## Begin ITEMS

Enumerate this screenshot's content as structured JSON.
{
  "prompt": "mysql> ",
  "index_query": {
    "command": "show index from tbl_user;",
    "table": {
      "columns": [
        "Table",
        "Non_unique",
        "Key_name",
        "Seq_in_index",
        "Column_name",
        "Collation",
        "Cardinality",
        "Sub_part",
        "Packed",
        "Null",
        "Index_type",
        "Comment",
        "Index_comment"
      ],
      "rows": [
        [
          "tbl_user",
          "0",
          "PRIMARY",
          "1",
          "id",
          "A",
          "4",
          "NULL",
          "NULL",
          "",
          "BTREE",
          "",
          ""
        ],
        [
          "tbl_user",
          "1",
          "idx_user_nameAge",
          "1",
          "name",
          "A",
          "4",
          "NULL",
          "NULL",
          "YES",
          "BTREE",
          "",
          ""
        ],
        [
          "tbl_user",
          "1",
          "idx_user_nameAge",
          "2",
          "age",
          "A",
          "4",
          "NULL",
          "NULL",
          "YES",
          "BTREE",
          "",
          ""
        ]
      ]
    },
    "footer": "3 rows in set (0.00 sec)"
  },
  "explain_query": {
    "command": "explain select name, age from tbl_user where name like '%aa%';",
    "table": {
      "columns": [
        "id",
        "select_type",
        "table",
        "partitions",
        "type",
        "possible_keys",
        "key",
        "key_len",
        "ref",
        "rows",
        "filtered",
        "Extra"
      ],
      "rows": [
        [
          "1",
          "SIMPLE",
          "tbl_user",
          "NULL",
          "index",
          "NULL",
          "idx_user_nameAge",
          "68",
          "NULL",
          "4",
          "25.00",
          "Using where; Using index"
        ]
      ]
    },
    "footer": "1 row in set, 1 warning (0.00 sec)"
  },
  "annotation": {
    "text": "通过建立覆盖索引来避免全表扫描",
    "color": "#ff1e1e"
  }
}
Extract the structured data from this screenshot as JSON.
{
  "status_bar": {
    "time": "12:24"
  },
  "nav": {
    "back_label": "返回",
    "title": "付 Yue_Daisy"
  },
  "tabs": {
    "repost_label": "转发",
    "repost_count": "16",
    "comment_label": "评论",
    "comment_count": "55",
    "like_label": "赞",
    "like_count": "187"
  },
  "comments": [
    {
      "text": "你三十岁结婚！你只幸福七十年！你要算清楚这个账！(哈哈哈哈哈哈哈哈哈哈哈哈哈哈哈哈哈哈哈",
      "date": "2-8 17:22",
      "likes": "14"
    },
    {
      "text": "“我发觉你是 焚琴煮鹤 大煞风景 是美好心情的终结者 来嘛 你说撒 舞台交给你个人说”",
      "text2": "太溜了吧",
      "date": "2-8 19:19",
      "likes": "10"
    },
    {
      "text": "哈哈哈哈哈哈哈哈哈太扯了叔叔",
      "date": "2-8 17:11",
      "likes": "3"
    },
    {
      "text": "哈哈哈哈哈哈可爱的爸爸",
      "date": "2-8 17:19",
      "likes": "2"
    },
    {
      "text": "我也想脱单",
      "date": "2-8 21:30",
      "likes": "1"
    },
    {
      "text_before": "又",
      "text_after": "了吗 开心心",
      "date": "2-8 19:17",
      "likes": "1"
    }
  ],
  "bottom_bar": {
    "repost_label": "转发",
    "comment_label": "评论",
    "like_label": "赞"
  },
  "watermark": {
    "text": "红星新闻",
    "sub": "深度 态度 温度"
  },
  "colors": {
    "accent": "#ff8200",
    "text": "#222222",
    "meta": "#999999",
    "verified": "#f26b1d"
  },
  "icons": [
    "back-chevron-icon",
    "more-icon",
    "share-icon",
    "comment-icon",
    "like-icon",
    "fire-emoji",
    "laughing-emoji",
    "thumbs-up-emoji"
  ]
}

## End ITEMS

▶ PROMPT: Report how many lines in these entries contain "date". Answer with the number only.

▶ ANSWER TO THE TASK: 6